_Exercise inputs_.
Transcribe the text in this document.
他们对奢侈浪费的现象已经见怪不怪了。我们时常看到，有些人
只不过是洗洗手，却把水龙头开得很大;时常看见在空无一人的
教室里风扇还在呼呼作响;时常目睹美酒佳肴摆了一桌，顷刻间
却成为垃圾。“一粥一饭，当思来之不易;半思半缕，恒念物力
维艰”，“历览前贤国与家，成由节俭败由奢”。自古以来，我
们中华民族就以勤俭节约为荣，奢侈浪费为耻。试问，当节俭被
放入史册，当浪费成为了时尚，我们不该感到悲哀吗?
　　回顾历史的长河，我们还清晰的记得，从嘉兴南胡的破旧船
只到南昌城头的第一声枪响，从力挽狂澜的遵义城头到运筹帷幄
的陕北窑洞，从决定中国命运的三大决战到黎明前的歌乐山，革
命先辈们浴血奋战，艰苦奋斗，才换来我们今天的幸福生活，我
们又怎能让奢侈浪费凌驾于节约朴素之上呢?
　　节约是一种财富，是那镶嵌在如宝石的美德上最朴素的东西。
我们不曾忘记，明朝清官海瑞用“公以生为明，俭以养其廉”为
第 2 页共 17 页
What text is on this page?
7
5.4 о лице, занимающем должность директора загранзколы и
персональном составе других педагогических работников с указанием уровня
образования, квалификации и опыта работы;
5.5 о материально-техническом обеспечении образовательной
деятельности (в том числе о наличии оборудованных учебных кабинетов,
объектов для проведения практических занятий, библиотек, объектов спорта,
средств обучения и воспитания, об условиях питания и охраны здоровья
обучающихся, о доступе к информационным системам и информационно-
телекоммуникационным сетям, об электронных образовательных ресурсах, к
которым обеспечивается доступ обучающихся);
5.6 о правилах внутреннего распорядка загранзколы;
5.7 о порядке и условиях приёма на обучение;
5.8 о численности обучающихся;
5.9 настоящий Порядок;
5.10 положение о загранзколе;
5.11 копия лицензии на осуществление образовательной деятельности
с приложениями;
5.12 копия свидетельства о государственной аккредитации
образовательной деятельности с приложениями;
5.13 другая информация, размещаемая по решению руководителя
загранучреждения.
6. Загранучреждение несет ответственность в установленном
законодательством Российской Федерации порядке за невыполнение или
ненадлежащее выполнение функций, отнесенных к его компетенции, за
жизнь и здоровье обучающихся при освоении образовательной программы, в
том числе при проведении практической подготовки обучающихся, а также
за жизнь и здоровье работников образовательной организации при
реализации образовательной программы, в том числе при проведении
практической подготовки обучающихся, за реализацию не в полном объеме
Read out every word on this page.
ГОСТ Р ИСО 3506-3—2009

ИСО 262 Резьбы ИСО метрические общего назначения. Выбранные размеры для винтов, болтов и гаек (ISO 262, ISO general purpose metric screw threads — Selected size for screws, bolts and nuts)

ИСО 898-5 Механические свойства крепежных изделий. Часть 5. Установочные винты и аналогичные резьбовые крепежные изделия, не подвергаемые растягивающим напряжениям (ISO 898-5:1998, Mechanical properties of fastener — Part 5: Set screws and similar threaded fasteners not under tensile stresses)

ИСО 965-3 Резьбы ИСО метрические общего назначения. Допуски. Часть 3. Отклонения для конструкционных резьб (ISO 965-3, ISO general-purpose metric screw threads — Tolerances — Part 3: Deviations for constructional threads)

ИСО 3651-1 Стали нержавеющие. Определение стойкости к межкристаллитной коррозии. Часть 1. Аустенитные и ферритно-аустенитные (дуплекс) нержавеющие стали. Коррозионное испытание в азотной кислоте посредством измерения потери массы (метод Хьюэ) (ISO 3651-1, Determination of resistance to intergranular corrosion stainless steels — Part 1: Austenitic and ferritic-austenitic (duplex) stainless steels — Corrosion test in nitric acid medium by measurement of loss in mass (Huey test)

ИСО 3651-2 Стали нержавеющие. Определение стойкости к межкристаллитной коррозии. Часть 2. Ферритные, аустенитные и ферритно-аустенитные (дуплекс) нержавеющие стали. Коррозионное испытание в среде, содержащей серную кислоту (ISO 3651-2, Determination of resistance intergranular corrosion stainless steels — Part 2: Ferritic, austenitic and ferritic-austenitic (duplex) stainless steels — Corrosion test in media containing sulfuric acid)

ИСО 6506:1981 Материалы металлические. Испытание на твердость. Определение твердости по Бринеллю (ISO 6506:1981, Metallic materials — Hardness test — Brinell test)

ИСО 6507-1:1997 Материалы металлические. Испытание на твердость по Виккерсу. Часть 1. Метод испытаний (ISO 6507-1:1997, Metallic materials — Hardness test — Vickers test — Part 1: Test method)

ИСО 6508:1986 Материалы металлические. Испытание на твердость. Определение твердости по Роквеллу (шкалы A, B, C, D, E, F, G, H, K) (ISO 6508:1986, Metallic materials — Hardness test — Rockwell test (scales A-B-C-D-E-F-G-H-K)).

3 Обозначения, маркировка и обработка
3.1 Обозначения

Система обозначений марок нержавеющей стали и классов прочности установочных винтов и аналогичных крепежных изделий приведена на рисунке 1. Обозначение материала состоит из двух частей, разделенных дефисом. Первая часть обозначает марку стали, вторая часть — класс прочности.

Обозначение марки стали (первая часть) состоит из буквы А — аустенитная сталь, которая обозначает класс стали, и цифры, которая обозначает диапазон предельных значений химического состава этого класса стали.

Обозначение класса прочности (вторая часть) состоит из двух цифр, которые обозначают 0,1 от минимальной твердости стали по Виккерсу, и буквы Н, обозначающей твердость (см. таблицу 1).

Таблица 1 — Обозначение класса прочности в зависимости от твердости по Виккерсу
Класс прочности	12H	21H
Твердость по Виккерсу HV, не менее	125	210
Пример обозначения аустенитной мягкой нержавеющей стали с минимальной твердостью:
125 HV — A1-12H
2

_What needs to be done_. Retype the listing. Match it exactly.

_Response below_.
Transcribe the text in this document.
他们对奢侈浪费的现象已经见怪不怪了。我们时常看到，有些人
只不过是洗洗手，却把水龙头开得很大;时常看见在空无一人的
教室里风扇还在呼呼作响;时常目睹美酒佳肴摆了一桌，顷刻间
却成为垃圾。“一粥一饭，当思来之不易;半思半缕，恒念物力
维艰”，“历览前贤国与家，成由节俭败由奢”。自古以来，我
们中华民族就以勤俭节约为荣，奢侈浪费为耻。试问，当节俭被
放入史册，当浪费成为了时尚，我们不该感到悲哀吗?
　　回顾历史的长河，我们还清晰的记得，从嘉兴南胡的破旧船
只到南昌城头的第一声枪响，从力挽狂澜的遵义城头到运筹帷幄
的陕北窑洞，从决定中国命运的三大决战到黎明前的歌乐山，革
命先辈们浴血奋战，艰苦奋斗，才换来我们今天的幸福生活，我
们又怎能让奢侈浪费凌驾于节约朴素之上呢?
　　节约是一种财富，是那镶嵌在如宝石的美德上最朴素的东西。
我们不曾忘记，明朝清官海瑞用“公以生为明，俭以养其廉”为
第 2 页共 17 页
What text is on this page?
7
5.4 о лице, занимающем должность директора загранзколы и
персональном составе других педагогических работников с указанием уровня
образования, квалификации и опыта работы;
5.5 о материально-техническом обеспечении образовательной
деятельности (в том числе о наличии оборудованных учебных кабинетов,
объектов для проведения практических занятий, библиотек, объектов спорта,
средств обучения и воспитания, об условиях питания и охраны здоровья
обучающихся, о доступе к информационным системам и информационно-
телекоммуникационным сетям, об электронных образовательных ресурсах, к
которым обеспечивается доступ обучающихся);
5.6 о правилах внутреннего распорядка загранзколы;
5.7 о порядке и условиях приёма на обучение;
5.8 о численности обучающихся;
5.9 настоящий Порядок;
5.10 положение о загранзколе;
5.11 копия лицензии на осуществление образовательной деятельности
с приложениями;
5.12 копия свидетельства о государственной аккредитации
образовательной деятельности с приложениями;
5.13 другая информация, размещаемая по решению руководителя
загранучреждения.
6. Загранучреждение несет ответственность в установленном
законодательством Российской Федерации порядке за невыполнение или
ненадлежащее выполнение функций, отнесенных к его компетенции, за
жизнь и здоровье обучающихся при освоении образовательной программы, в
том числе при проведении практической подготовки обучающихся, а также
за жизнь и здоровье работников образовательной организации при
реализации образовательной программы, в том числе при проведении
практической подготовки обучающихся, за реализацию не в полном объеме
Read out every word on this page.
ГОСТ Р ИСО 3506-3—2009

ИСО 262 Резьбы ИСО метрические общего назначения. Выбранные размеры для винтов, болтов и гаек (ISO 262, ISO general purpose metric screw threads — Selected size for screws, bolts and nuts)

ИСО 898-5 Механические свойства крепежных изделий. Часть 5. Установочные винты и аналогичные резьбовые крепежные изделия, не подвергаемые растягивающим напряжениям (ISO 898-5:1998, Mechanical properties of fastener — Part 5: Set screws and similar threaded fasteners not under tensile stresses)

ИСО 965-3 Резьбы ИСО метрические общего назначения. Допуски. Часть 3. Отклонения для конструкционных резьб (ISO 965-3, ISO general-purpose metric screw threads — Tolerances — Part 3: Deviations for constructional threads)

ИСО 3651-1 Стали нержавеющие. Определение стойкости к межкристаллитной коррозии. Часть 1. Аустенитные и ферритно-аустенитные (дуплекс) нержавеющие стали. Коррозионное испытание в азотной кислоте посредством измерения потери массы (метод Хьюэ) (ISO 3651-1, Determination of resistance to intergranular corrosion stainless steels — Part 1: Austenitic and ferritic-austenitic (duplex) stainless steels — Corrosion test in nitric acid medium by measurement of loss in mass (Huey test)

ИСО 3651-2 Стали нержавеющие. Определение стойкости к межкристаллитной коррозии. Часть 2. Ферритные, аустенитные и ферритно-аустенитные (дуплекс) нержавеющие стали. Коррозионное испытание в среде, содержащей серную кислоту (ISO 3651-2, Determination of resistance intergranular corrosion stainless steels — Part 2: Ferritic, austenitic and ferritic-austenitic (duplex) stainless steels — Corrosion test in media containing sulfuric acid)

ИСО 6506:1981 Материалы металлические. Испытание на твердость. Определение твердости по Бринеллю (ISO 6506:1981, Metallic materials — Hardness test — Brinell test)

ИСО 6507-1:1997 Материалы металлические. Испытание на твердость по Виккерсу. Часть 1. Метод испытаний (ISO 6507-1:1997, Metallic materials — Hardness test — Vickers test — Part 1: Test method)

ИСО 6508:1986 Материалы металлические. Испытание на твердость. Определение твердости по Роквеллу (шкалы A, B, C, D, E, F, G, H, K) (ISO 6508:1986, Metallic materials — Hardness test — Rockwell test (scales A-B-C-D-E-F-G-H-K)).

3 Обозначения, маркировка и обработка
3.1 Обозначения

Система обозначений марок нержавеющей стали и классов прочности установочных винтов и аналогичных крепежных изделий приведена на рисунке 1. Обозначение материала состоит из двух частей, разделенных дефисом. Первая часть обозначает марку стали, вторая часть — класс прочности.

Обозначение марки стали (первая часть) состоит из буквы А — аустенитная сталь, которая обозначает класс стали, и цифры, которая обозначает диапазон предельных значений химического состава этого класса стали.

Обозначение класса прочности (вторая часть) состоит из двух цифр, которые обозначают 0,1 от минимальной твердости стали по Виккерсу, и буквы Н, обозначающей твердость (см. таблицу 1).

Таблица 1 — Обозначение класса прочности в зависимости от твердости по Виккерсу
Класс прочности	12H	21H
Твердость по Виккерсу HV, не менее	125	210
Пример обозначения аустенитной мягкой нержавеющей стали с минимальной твердостью:
125 HV — A1-12H
2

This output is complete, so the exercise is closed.